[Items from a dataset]
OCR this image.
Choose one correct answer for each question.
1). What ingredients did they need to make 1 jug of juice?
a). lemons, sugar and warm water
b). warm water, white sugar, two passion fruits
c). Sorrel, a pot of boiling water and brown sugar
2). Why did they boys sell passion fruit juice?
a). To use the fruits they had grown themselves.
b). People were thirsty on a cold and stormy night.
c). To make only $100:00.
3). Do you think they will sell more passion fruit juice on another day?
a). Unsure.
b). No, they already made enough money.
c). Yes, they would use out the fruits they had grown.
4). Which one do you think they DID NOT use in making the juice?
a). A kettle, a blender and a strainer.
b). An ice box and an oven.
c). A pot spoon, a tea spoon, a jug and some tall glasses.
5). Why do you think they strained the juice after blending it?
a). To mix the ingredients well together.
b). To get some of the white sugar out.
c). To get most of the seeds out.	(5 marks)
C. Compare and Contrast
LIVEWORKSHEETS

• **Your task**:
Gather each line of the records holding the string "water".

• **Result of the exercise**:
a). lemons, sugar and warm water
b). warm water, white sugar, two passion fruits
c). Sorrel, a pot of boiling water and brown sugar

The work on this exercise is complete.